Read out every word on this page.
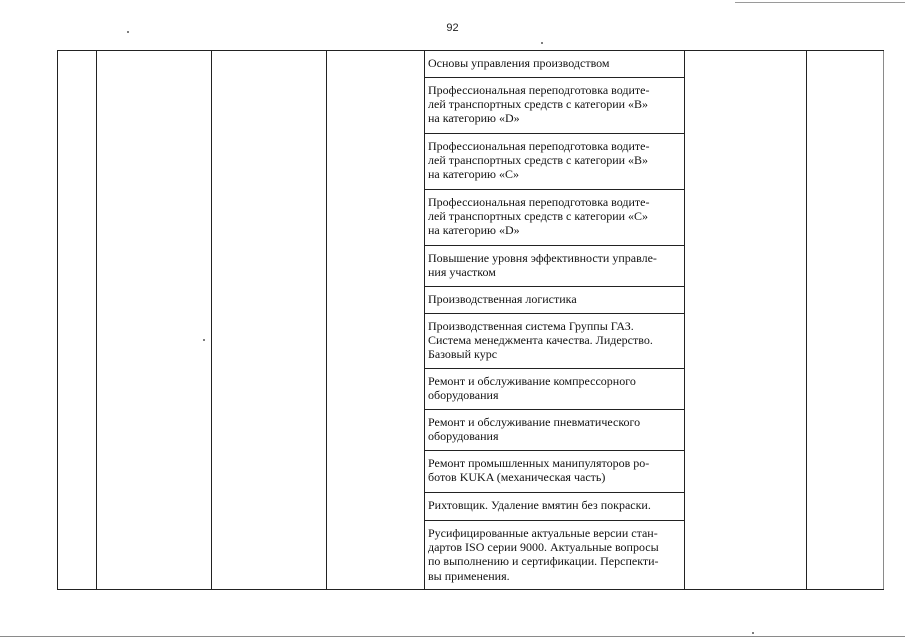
92
Основы управления производством
Профессиональная переподготовка водите-
лей транспортных средств с категории «B»
на категорию «D»
Профессиональная переподготовка водите-
лей транспортных средств с категории «B»
на категорию «C»
Профессиональная переподготовка водите-
лей транспортных средств с категории «C»
на категорию «D»
Повышение уровня эффективности управле-
ния участком
Производственная логистика
Производственная система Группы ГАЗ.
Система менеджмента качества. Лидерство.
Базовый курс
Ремонт и обслуживание компрессорного
оборудования
Ремонт и обслуживание пневматического
оборудования
Ремонт промышленных манипуляторов ро-
ботов KUKA (механическая часть)
Рихтовщик. Удаление вмятин без покраски.
Русифицированные актуальные версии стан-
дартов ISO серии 9000. Актуальные вопросы
по выполнению и сертификации. Перспекти-
вы применения.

Task objective. Skip the images and write out the rest of the listing exactly.

Task solution.
Read out every word on this page.
92
Основы управления производством
Профессиональная переподготовка водите-
лей транспортных средств с категории «B»
на категорию «D»
Профессиональная переподготовка водите-
лей транспортных средств с категории «B»
на категорию «C»
Профессиональная переподготовка водите-
лей транспортных средств с категории «C»
на категорию «D»
Повышение уровня эффективности управле-
ния участком
Производственная логистика
Производственная система Группы ГАЗ.
Система менеджмента качества. Лидерство.
Базовый курс
Ремонт и обслуживание компрессорного
оборудования
Ремонт и обслуживание пневматического
оборудования
Ремонт промышленных манипуляторов ро-
ботов KUKA (механическая часть)
Рихтовщик. Удаление вмятин без покраски.
Русифицированные актуальные версии стан-
дартов ISO серии 9000. Актуальные вопросы
по выполнению и сертификации. Перспекти-
вы применения.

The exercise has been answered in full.